Objective: Reproduce every row below word for word, leaving out the pictures.

## Begin

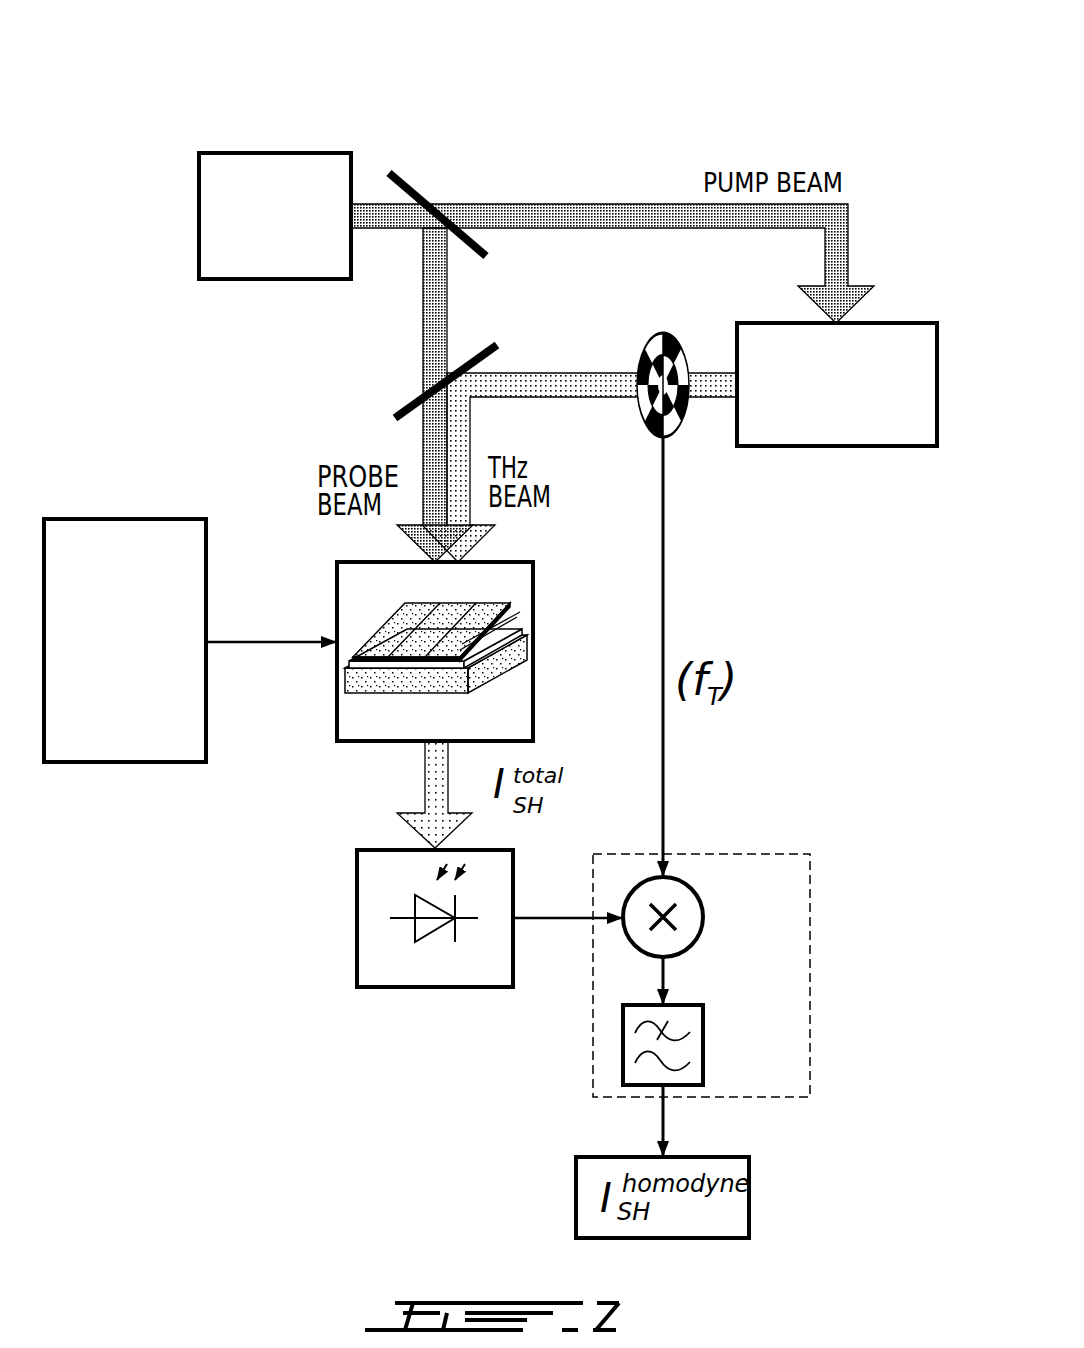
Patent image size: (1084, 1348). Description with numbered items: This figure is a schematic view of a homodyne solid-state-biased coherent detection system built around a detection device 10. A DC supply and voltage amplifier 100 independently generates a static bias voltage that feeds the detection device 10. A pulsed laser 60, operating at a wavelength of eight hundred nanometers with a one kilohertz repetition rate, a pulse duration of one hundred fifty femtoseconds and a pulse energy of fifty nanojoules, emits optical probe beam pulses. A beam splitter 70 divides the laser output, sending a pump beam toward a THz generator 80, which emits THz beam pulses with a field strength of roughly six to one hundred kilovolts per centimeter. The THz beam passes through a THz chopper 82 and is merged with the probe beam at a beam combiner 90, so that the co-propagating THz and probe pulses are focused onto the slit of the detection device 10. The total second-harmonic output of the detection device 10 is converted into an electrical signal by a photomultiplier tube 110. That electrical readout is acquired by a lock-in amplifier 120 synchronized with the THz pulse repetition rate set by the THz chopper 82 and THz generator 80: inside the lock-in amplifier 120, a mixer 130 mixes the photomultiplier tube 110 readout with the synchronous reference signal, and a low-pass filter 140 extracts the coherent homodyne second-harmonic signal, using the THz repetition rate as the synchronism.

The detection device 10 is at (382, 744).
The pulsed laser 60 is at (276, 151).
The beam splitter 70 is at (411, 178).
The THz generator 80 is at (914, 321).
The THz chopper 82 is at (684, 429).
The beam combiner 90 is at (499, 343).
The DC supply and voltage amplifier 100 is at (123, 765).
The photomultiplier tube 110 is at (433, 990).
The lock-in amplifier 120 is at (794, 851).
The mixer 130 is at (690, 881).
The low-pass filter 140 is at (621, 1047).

## End

The solution:
Patent image size: (1084, 1348). Description with numbered items: This figure is a schematic view of a homodyne solid-state-biased coherent detection system built around a detection device 10. A DC supply and voltage amplifier 100 independently generates a static bias voltage that feeds the detection device 10. A pulsed laser 60, operating at a wavelength of eight hundred nanometers with a one kilohertz repetition rate, a pulse duration of one hundred fifty femtoseconds and a pulse energy of fifty nanojoules, emits optical probe beam pulses. A beam splitter 70 divides the laser output, sending a pump beam toward a THz generator 80, which emits THz beam pulses with a field strength of roughly six to one hundred kilovolts per centimeter. The THz beam passes through a THz chopper 82 and is merged with the probe beam at a beam combiner 90, so that the co-propagating THz and probe pulses are focused onto the slit of the detection device 10. The total second-harmonic output of the detection device 10 is converted into an electrical signal by a photomultiplier tube 110. That electrical readout is acquired by a lock-in amplifier 120 synchronized with the THz pulse repetition rate set by the THz chopper 82 and THz generator 80: inside the lock-in amplifier 120, a mixer 130 mixes the photomultiplier tube 110 readout with the synchronous reference signal, and a low-pass filter 140 extracts the coherent homodyne second-harmonic signal, using the THz repetition rate as the synchronism.

The detection device 10 is at (382, 744).
The pulsed laser 60 is at (276, 151).
The beam splitter 70 is at (411, 178).
The THz generator 80 is at (914, 321).
The THz chopper 82 is at (684, 429).
The beam combiner 90 is at (499, 343).
The DC supply and voltage amplifier 100 is at (123, 765).
The photomultiplier tube 110 is at (433, 990).
The lock-in amplifier 120 is at (794, 851).
The mixer 130 is at (690, 881).
The low-pass filter 140 is at (621, 1047).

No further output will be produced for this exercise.